== Problem statement ==
Single out the lines of the material that contain "from" and copy them.

== Figure dataset records ==
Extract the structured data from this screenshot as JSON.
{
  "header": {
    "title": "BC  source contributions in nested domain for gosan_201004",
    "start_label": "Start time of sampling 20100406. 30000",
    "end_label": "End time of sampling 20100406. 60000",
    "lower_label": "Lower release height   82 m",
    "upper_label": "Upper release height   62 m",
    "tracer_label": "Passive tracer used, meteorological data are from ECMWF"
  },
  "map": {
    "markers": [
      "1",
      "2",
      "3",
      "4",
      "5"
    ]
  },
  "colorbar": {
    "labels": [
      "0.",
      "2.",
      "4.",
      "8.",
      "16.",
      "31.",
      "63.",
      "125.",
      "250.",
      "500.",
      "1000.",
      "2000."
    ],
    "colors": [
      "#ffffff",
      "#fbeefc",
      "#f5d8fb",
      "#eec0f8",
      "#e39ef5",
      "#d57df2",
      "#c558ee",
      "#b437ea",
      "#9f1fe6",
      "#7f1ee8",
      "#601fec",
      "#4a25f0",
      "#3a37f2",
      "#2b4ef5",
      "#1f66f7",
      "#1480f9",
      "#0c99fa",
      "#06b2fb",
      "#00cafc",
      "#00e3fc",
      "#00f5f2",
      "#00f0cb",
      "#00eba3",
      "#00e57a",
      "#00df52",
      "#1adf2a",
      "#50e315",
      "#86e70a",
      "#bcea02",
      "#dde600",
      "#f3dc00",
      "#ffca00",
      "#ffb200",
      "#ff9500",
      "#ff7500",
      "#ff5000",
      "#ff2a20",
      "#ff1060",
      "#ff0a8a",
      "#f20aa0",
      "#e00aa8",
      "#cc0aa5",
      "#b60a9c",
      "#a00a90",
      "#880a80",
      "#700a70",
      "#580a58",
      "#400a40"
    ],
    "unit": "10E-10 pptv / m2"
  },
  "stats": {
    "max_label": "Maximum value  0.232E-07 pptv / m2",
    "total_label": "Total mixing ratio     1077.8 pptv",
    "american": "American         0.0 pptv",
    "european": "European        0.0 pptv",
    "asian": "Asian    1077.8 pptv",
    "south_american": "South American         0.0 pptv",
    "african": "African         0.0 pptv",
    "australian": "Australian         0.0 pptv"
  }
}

==

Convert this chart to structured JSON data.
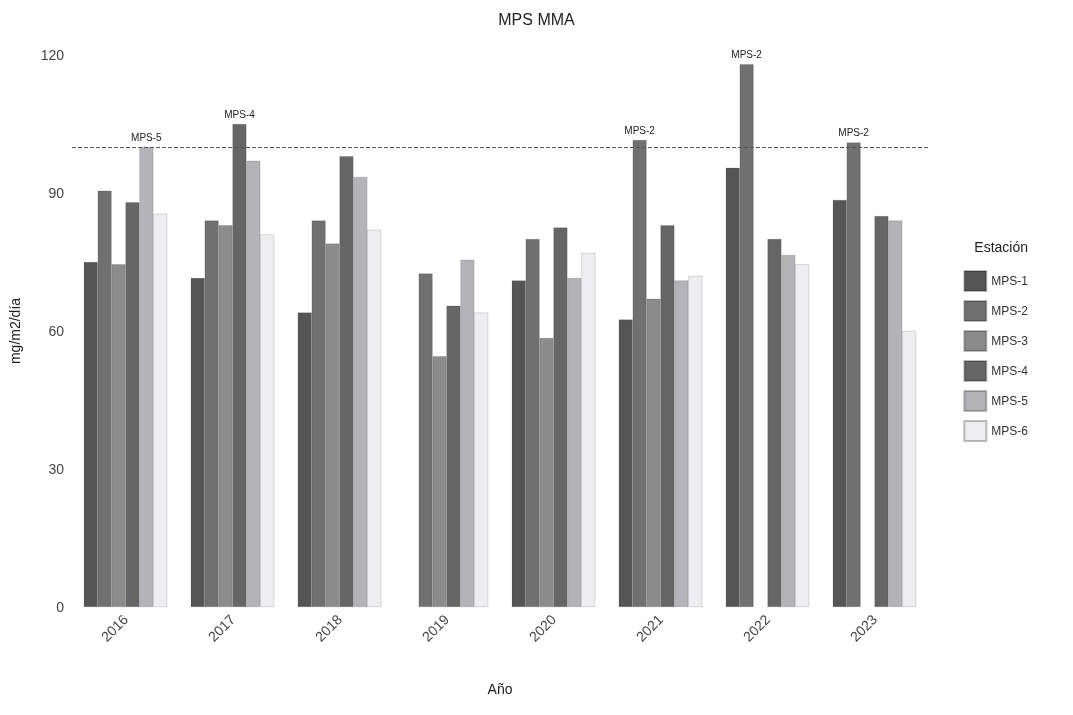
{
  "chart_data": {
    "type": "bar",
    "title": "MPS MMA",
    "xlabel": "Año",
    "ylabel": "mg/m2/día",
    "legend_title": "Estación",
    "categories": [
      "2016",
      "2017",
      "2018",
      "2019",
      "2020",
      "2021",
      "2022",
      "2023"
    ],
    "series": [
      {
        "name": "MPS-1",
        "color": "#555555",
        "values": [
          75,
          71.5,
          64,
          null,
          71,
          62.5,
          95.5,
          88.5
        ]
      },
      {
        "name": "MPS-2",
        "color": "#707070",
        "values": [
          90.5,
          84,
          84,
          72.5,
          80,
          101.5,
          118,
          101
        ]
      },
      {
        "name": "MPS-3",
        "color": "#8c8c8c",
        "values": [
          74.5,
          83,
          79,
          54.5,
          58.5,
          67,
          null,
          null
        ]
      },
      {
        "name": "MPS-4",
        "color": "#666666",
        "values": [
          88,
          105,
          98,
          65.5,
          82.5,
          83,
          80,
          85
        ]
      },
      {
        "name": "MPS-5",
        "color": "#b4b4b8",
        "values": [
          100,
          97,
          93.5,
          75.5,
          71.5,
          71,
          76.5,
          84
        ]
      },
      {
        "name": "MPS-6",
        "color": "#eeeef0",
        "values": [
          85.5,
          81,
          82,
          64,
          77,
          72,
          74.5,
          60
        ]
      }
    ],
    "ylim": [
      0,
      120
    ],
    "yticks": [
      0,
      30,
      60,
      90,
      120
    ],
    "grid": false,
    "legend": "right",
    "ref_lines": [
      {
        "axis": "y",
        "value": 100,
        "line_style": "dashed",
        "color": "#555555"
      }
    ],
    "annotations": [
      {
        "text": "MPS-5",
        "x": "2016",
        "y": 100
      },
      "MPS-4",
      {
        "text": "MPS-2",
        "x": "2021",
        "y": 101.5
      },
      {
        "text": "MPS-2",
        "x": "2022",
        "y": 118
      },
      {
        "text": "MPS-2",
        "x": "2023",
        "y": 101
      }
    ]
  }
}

...

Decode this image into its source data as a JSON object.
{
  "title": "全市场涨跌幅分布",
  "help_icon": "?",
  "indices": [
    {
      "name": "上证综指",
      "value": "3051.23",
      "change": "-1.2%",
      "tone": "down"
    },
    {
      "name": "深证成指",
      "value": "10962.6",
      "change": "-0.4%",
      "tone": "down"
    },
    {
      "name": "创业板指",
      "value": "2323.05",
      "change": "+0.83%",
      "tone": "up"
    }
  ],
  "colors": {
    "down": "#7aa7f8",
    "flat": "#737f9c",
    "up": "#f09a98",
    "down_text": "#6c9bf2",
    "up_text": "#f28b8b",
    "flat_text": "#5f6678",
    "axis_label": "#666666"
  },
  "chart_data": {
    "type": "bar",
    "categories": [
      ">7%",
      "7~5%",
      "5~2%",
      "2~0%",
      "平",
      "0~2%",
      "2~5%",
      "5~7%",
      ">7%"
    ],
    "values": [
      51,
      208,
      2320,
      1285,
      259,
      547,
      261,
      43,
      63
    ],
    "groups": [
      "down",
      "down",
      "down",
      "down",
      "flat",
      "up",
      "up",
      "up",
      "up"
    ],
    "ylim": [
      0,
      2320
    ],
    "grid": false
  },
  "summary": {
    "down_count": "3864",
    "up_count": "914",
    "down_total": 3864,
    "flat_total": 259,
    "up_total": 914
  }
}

== Task answer ==
Extract the structured data from this screenshot as JSON.
    "tracer_label": "Passive tracer used, meteorological data are from ECMWF"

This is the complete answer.